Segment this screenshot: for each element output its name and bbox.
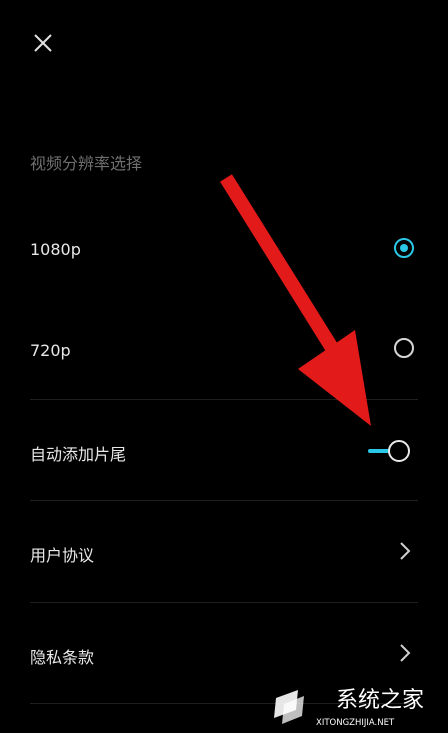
red-arrow-annotation [220,174,371,426]
watermark-domain: XITONGZHIJIA.NET [316,718,395,728]
watermark-logo: 系统之家 XITONGZHIJIA.NET [274,688,424,728]
watermark-name: 系统之家 [336,688,424,713]
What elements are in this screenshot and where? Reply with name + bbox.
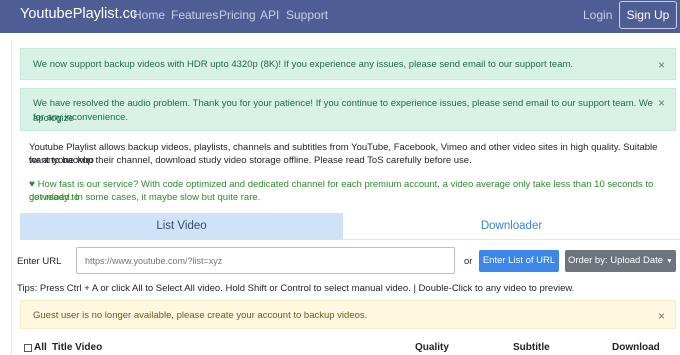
- close-icon[interactable]: ×: [658, 97, 665, 109]
- url-label: Enter URL: [17, 256, 62, 267]
- alert-hdr-text: We now support backup videos with HDR up…: [33, 59, 574, 70]
- info-line2: want to backup their channel, download s…: [29, 155, 472, 166]
- alert-audio-line2: for any inconvenience.: [33, 112, 129, 123]
- signup-button[interactable]: Sign Up: [619, 1, 677, 29]
- tips-text: Tips: Press Ctrl + A or click All to Sel…: [17, 283, 575, 294]
- select-all-checkbox[interactable]: [24, 344, 32, 352]
- order-by-label: Order by: Upload Date: [568, 255, 664, 266]
- alert-audio: We have resolved the audio problem. Than…: [20, 88, 676, 131]
- login-link[interactable]: Login: [583, 8, 612, 22]
- order-by-dropdown[interactable]: Order by: Upload Date ▼: [565, 250, 676, 272]
- speed-line2: download. In some cases, it maybe slow b…: [29, 192, 261, 203]
- col-all[interactable]: All: [34, 342, 47, 353]
- col-subtitle: Subtitle: [513, 342, 550, 353]
- alert-guest: Guest user is no longer available, pleas…: [20, 300, 676, 329]
- nav-home[interactable]: Home: [133, 8, 165, 22]
- nav-api[interactable]: API: [260, 8, 279, 22]
- nav-features[interactable]: Features: [171, 8, 218, 22]
- close-icon[interactable]: ×: [658, 59, 665, 71]
- or-label: or: [464, 256, 473, 267]
- close-icon[interactable]: ×: [658, 310, 665, 322]
- col-download: Download: [612, 342, 660, 353]
- alert-hdr: We now support backup videos with HDR up…: [20, 48, 676, 80]
- nav-support[interactable]: Support: [286, 8, 328, 22]
- tab-list-video[interactable]: List Video: [20, 213, 343, 240]
- caret-down-icon: ▼: [666, 258, 673, 265]
- enter-list-button[interactable]: Enter List of URL: [479, 250, 559, 272]
- nav-pricing[interactable]: Pricing: [219, 8, 256, 22]
- alert-guest-text: Guest user is no longer available, pleas…: [33, 310, 368, 321]
- col-quality: Quality: [415, 342, 449, 353]
- col-title: Title Video: [52, 342, 103, 353]
- url-input[interactable]: [76, 247, 455, 274]
- alert-audio-line1: We have resolved the audio problem. Than…: [33, 98, 653, 124]
- navbar: YoutubePlaylist.cc Home Features Pricing…: [0, 0, 680, 33]
- tab-downloader[interactable]: Downloader: [343, 213, 680, 240]
- brand-logo[interactable]: YoutubePlaylist.cc: [20, 6, 137, 22]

To do
Express the records above as a JSON list of strings, with one string for each line and no blank lines, and cover all the records. Leave the pictures out of the answer.

Exercise response
[
  "Segment this screenshot: for each element output its name and bbox.",
  "red-arrow-annotation [220,174,371,426]",
  "watermark-domain: XITONGZHIJIA.NET [316,718,395,728]",
  "watermark-logo: 系统之家 XITONGZHIJIA.NET [274,688,424,728]",
  "watermark-name: 系统之家 [336,688,424,713]",
  "What elements are in this screenshot and where? Reply with name + bbox.",
  "- close-icon[interactable]: ×: [658, 97, 665, 109]",
  "- url-label: Enter URL: [17, 256, 62, 267]",
  "- alert-hdr-text: We now support backup videos with HDR up…: [33, 59, 574, 70]",
  "- info-line2: want to backup their channel, download s…: [29, 155, 472, 166]",
  "- alert-audio-line2: for any inconvenience.: [33, 112, 129, 123]",
  "- signup-button[interactable]: Sign Up: [619, 1, 677, 29]",
  "- tips-text: Tips: Press Ctrl + A or click All to Sel…: [17, 283, 575, 294]",
  "- select-all-checkbox[interactable]: [24, 344, 32, 352]",
  "- order-by-label: Order by: Upload Date: [568, 255, 664, 266]",
  "- alert-audio: We have resolved the audio problem. Than…: [20, 88, 676, 131]",
  "- login-link[interactable]: Login: [583, 8, 612, 22]",
  "- order-by-dropdown[interactable]: Order by: Upload Date ▼: [565, 250, 676, 272]",
  "- speed-line2: download. In some cases, it maybe slow b…: [29, 192, 261, 203]",
  "- col-all[interactable]: All: [34, 342, 47, 353]",
  "- col-subtitle: Subtitle: [513, 342, 550, 353]",
  "- alert-guest: Guest user is no longer available, pleas…: [20, 300, 676, 329]",
  "- nav-home[interactable]: Home: [133, 8, 165, 22]",
  "- nav-api[interactable]: API: [260, 8, 279, 22]",
  "- nav-features[interactable]: Features: [171, 8, 218, 22]",
  "- close-icon[interactable]: ×: [658, 59, 665, 71]",
  "- or-label: or: [464, 256, 473, 267]",
  "- close-icon[interactable]: ×: [658, 310, 665, 322]",
  "- col-download: Download: [612, 342, 660, 353]",
  "- alert-hdr: We now support backup videos with HDR up…: [20, 48, 676, 80]",
  "- nav-support[interactable]: Support: [286, 8, 328, 22]",
  "- tab-list-video[interactable]: List Video: [20, 213, 343, 240]",
  "- caret-down-icon: ▼: [666, 258, 673, 265]",
  "- enter-list-button[interactable]: Enter List of URL: [479, 250, 559, 272]",
  "- nav-pricing[interactable]: Pricing: [219, 8, 256, 22]",
  "- alert-guest-text: Guest user is no longer available, pleas…: [33, 310, 368, 321]",
  "- col-quality: Quality: [415, 342, 449, 353]",
  "- col-title: Title Video: [52, 342, 103, 353]",
  "- url-input[interactable]: [76, 247, 455, 274]",
  "- alert-audio-line1: We have resolved the audio problem. Than…: [33, 98, 653, 124]",
  "- navbar: YoutubePlaylist.cc Home Features Pricing…: [0, 0, 680, 33]",
  "- tab-downloader[interactable]: Downloader: [343, 213, 680, 240]",
  "- brand-logo[interactable]: YoutubePlaylist.cc: [20, 6, 137, 22]"
]